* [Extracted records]
○ ○ ○

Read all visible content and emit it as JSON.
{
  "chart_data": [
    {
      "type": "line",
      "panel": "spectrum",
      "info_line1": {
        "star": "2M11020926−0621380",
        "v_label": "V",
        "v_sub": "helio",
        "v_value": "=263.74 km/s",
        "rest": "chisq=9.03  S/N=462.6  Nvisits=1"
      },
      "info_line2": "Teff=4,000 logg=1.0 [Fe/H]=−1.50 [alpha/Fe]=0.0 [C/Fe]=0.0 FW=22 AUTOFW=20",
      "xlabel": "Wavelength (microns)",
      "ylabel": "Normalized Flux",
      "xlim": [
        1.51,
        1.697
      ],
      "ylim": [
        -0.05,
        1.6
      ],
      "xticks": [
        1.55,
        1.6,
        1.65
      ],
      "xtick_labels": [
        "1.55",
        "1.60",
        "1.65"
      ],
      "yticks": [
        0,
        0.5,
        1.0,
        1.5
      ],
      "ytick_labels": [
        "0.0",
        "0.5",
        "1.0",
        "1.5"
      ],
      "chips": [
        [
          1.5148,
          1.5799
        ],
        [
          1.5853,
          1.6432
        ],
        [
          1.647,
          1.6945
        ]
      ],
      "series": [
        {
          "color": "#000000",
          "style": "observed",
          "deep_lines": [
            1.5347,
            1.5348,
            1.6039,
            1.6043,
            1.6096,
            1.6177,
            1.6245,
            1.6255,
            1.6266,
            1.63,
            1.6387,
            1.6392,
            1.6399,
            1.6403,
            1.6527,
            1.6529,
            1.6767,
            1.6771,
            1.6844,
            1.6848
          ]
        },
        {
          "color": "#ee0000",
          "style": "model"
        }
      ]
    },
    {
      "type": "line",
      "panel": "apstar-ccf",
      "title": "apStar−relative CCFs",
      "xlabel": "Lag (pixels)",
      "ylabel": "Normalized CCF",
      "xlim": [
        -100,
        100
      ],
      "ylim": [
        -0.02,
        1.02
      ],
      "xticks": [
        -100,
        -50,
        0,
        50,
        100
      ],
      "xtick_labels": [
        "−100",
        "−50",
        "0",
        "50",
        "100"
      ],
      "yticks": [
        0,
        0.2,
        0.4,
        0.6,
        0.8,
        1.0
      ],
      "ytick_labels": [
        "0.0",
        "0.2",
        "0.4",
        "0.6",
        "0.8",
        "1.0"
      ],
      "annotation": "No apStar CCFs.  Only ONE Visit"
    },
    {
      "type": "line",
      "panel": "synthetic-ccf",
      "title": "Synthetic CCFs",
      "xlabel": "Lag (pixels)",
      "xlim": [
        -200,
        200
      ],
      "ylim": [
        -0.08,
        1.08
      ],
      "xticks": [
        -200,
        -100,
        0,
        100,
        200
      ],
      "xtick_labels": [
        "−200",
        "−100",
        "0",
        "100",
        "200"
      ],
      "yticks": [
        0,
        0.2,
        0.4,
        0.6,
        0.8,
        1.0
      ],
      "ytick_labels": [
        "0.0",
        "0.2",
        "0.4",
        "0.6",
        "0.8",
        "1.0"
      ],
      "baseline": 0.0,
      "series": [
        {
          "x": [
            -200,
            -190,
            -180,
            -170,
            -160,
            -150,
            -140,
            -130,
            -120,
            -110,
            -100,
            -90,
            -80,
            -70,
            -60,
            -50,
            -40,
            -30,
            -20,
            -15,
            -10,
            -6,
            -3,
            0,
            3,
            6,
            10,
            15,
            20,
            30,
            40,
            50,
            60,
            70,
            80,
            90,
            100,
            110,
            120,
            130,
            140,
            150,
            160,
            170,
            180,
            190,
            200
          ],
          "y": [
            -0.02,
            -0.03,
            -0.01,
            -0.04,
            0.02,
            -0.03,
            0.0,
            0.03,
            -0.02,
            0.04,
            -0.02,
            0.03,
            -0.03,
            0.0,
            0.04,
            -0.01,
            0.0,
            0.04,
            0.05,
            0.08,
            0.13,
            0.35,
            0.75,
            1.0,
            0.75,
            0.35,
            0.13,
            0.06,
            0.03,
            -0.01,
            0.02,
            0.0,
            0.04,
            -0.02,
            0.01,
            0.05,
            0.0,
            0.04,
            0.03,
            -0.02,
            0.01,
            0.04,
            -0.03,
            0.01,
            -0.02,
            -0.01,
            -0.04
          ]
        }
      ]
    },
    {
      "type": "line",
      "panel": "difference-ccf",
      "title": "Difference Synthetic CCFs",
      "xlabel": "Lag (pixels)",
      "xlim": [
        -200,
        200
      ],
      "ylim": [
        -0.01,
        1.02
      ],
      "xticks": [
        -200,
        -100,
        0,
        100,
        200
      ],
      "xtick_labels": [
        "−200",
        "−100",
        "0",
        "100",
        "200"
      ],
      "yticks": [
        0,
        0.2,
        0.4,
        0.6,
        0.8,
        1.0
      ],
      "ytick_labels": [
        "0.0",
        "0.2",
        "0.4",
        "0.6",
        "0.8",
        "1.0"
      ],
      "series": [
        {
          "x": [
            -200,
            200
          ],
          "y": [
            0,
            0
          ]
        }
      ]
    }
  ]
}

○ ○ ○

* [What you need to do]
Go through the records above and copy every line with the word "Normalized".

* [Full solution]
      "ylabel": "Normalized Flux",
      "ylabel": "Normalized CCF",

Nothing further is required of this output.